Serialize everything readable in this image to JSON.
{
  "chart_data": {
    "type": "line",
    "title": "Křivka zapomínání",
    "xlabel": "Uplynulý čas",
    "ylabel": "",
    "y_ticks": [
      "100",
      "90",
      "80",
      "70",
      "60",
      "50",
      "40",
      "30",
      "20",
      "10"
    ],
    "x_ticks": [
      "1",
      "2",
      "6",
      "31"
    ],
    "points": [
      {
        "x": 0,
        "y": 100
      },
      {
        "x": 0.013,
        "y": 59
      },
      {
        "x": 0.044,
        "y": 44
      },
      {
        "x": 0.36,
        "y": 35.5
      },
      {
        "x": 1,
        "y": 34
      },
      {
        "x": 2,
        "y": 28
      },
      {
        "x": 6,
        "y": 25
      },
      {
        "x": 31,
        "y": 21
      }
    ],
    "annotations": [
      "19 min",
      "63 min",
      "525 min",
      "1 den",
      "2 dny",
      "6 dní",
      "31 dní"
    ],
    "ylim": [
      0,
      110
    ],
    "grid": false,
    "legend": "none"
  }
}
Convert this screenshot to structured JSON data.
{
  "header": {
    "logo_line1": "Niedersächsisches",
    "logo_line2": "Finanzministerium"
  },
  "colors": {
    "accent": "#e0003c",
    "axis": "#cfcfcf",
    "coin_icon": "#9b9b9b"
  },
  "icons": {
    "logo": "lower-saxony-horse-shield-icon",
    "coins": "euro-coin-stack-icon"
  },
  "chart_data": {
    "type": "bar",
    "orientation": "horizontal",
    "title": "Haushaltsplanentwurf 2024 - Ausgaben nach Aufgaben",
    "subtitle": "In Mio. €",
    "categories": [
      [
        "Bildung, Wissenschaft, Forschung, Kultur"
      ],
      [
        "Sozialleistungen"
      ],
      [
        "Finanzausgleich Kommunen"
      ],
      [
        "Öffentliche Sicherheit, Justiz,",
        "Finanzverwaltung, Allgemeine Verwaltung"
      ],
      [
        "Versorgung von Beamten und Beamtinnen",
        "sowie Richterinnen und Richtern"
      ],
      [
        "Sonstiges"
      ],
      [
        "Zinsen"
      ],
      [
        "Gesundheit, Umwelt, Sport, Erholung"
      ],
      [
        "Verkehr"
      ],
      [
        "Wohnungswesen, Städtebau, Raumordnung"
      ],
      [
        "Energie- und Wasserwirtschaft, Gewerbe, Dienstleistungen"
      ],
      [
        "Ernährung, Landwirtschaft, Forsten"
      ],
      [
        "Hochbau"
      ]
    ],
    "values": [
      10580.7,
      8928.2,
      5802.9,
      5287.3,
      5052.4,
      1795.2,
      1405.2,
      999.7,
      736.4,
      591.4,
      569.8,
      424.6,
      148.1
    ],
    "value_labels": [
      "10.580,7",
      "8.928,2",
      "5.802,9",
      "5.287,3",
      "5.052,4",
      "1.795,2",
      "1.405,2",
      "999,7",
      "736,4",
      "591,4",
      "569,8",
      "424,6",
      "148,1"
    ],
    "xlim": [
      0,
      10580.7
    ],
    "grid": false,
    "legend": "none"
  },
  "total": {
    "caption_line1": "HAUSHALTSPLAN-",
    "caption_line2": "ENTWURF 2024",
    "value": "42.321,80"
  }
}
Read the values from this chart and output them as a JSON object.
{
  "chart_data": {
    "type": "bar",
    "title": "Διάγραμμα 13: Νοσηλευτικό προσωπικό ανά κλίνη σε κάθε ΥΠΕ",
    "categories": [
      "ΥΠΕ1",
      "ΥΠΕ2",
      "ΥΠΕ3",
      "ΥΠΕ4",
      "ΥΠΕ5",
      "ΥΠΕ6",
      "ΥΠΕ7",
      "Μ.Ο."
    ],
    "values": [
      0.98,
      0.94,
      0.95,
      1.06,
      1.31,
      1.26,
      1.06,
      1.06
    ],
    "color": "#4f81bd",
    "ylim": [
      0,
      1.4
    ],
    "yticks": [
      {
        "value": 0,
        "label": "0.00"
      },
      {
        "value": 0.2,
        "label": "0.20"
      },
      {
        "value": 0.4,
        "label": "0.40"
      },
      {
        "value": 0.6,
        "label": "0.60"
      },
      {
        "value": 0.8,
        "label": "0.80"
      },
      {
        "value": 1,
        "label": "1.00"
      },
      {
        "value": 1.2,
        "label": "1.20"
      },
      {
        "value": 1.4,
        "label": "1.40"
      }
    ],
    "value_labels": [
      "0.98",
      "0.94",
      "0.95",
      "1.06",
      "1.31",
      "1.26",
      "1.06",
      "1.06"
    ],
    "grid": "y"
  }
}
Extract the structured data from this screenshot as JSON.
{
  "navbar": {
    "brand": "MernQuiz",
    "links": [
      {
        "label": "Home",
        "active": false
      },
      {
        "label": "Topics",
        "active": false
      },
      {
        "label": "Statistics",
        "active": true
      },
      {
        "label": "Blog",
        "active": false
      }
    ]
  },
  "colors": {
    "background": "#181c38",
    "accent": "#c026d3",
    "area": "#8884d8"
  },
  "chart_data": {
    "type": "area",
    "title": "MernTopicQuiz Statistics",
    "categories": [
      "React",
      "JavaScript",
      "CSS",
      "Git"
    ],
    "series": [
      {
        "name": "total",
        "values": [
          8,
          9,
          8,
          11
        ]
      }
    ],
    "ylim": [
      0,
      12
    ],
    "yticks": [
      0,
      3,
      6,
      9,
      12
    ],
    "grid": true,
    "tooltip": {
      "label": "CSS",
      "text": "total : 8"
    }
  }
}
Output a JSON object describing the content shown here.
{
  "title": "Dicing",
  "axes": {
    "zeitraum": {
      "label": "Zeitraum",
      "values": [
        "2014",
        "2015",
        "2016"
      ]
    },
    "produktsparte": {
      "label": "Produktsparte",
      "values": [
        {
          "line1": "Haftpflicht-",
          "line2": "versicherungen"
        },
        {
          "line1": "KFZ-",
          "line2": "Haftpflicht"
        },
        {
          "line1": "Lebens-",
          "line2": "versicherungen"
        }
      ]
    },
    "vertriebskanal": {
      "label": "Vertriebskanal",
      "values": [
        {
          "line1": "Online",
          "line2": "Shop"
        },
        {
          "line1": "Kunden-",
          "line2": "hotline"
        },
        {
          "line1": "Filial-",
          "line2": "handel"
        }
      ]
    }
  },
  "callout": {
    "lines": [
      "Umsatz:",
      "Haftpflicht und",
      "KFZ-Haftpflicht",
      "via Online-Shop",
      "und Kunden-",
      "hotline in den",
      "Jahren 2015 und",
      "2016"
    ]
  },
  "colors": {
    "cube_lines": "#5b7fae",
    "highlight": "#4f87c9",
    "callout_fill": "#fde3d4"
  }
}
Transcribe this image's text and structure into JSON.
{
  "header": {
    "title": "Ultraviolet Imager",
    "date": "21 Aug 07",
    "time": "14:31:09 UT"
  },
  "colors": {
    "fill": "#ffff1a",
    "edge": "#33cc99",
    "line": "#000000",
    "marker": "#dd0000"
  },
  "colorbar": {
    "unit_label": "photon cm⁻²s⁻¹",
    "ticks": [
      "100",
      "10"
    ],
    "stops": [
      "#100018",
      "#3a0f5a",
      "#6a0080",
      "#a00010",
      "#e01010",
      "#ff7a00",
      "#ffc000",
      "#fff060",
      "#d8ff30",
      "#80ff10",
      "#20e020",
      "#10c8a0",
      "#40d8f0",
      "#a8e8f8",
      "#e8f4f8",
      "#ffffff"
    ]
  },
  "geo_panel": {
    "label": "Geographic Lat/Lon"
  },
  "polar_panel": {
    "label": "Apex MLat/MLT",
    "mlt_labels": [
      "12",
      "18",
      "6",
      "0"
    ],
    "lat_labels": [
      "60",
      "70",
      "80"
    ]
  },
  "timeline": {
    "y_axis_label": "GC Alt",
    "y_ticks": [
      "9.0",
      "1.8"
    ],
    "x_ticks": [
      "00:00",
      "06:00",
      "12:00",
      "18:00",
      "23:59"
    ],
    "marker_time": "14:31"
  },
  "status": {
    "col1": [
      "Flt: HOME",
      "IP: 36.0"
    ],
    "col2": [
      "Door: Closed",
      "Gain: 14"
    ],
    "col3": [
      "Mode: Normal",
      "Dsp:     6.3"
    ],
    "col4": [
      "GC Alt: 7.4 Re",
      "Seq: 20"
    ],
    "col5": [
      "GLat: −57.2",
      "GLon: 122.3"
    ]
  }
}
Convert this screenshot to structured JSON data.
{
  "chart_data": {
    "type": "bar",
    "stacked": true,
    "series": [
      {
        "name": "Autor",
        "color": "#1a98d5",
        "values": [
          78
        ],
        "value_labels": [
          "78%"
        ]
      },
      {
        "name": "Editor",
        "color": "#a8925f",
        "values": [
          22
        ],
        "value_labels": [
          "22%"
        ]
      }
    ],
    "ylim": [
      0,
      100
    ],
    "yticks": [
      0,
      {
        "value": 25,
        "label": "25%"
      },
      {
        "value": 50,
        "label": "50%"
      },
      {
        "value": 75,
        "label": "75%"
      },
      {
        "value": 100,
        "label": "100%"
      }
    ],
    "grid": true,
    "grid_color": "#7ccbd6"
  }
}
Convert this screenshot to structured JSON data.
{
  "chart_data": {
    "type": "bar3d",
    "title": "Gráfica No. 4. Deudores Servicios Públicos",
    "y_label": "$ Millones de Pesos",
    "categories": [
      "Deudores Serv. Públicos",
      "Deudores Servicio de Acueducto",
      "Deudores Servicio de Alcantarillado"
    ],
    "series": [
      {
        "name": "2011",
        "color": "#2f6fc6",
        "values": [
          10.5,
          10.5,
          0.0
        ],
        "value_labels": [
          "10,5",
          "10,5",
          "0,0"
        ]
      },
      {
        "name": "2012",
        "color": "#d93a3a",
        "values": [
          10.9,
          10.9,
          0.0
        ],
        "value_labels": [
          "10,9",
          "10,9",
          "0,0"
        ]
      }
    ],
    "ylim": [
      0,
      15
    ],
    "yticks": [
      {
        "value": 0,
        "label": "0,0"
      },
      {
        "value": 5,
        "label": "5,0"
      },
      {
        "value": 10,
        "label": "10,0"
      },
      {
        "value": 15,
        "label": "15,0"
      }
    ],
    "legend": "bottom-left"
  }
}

* [Required task] Copy each line of the data above that holds "name".

* [Completed exercise]
        "name": "total",
        "name": "Autor",
        "name": "Editor",
        "name": "2011",
        "name": "2012",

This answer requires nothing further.